### Task instructions
Please gather every line of the data below that contains the string "Invoicing". Case matters, so a line counts only if the capitalization matches.
Start
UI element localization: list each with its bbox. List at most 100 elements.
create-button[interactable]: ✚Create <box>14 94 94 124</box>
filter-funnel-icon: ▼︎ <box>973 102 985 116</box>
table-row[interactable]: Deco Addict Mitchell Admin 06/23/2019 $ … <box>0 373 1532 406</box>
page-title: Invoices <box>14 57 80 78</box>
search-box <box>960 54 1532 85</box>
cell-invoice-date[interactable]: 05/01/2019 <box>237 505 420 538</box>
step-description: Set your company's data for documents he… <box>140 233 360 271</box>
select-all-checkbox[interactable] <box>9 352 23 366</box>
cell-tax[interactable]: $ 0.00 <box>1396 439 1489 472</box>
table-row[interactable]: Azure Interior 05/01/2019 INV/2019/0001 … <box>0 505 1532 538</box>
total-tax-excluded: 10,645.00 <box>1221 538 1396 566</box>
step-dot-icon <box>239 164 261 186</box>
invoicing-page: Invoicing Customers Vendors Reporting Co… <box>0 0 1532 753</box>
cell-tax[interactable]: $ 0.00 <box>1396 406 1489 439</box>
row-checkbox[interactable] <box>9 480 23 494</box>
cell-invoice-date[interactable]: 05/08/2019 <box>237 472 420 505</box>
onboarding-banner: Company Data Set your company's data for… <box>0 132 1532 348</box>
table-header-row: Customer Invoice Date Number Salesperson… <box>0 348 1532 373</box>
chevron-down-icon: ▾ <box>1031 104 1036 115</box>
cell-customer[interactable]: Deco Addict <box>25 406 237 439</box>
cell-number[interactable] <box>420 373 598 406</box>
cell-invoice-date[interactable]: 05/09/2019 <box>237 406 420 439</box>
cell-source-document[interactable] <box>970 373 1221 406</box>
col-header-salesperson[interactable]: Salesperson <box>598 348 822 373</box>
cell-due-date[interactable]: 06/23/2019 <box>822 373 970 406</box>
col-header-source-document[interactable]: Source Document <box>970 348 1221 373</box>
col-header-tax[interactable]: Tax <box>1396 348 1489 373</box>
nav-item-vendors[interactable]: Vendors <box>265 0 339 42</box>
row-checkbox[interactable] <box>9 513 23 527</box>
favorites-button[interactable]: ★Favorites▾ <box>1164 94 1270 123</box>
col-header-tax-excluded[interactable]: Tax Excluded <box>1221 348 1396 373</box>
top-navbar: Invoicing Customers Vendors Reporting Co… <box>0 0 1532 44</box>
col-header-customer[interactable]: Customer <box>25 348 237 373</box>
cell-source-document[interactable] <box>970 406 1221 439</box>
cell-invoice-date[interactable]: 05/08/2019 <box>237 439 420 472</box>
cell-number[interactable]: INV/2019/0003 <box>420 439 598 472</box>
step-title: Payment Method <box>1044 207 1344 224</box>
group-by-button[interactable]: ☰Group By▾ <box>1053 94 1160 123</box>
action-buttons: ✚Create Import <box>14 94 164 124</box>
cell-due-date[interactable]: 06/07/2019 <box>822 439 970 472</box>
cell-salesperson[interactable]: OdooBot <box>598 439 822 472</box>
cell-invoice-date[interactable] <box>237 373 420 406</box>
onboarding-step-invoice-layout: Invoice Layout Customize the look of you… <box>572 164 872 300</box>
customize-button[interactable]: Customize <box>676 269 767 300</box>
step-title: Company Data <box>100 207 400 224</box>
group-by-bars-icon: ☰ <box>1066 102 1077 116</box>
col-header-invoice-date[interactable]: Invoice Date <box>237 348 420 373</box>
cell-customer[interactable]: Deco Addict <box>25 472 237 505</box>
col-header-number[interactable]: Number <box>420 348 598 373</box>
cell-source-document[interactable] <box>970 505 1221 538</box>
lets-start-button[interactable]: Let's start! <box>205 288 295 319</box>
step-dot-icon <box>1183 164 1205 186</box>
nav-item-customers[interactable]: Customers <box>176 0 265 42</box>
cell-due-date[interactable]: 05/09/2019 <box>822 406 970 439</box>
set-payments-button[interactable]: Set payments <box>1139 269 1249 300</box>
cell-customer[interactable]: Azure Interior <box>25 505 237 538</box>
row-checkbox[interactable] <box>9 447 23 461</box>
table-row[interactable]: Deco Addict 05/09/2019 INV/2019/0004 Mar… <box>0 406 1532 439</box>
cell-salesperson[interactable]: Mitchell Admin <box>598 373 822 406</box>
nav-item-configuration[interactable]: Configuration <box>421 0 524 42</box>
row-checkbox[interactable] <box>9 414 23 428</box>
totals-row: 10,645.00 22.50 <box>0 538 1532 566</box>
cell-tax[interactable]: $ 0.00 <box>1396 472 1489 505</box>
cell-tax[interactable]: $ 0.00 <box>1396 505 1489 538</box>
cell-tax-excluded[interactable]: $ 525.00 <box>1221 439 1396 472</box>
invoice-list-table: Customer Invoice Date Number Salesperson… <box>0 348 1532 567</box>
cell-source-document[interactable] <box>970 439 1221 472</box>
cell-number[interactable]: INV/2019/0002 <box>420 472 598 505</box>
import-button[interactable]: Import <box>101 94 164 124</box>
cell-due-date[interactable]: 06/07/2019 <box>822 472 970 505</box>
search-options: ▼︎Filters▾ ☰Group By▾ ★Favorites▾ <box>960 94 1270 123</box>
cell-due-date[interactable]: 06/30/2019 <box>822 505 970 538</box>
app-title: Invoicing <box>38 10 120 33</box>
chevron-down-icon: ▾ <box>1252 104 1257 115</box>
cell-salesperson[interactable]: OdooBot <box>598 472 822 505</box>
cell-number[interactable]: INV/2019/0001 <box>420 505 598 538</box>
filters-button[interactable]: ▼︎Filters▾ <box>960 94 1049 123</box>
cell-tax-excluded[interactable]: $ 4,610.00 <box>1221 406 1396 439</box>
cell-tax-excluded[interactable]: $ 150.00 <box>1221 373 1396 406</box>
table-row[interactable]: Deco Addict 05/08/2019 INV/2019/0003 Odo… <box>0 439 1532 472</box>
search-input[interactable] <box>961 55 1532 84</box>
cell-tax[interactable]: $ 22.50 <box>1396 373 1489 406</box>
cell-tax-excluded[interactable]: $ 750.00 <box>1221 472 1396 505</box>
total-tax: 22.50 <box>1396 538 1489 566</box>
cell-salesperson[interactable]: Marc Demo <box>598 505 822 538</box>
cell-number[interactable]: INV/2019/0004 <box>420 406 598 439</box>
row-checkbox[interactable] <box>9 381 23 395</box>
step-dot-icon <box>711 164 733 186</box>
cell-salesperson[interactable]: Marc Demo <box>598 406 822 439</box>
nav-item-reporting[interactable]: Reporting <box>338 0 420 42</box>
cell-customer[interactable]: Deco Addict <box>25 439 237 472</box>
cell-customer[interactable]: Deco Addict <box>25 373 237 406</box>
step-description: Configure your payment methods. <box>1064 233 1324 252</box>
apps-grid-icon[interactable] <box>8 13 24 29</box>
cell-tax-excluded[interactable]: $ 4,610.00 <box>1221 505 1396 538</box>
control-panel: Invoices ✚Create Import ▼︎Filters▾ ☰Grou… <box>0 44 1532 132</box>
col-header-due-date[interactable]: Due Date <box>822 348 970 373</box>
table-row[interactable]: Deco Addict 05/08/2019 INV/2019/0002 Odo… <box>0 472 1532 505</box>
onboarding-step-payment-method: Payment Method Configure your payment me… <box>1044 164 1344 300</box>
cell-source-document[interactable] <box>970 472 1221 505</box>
End
### Response to this task
invoicing-page: Invoicing Customers Vendors Reporting Co… <box>0 0 1532 753</box>
top-navbar: Invoicing Customers Vendors Reporting Co… <box>0 0 1532 44</box>
app-title: Invoicing <box>38 10 120 33</box>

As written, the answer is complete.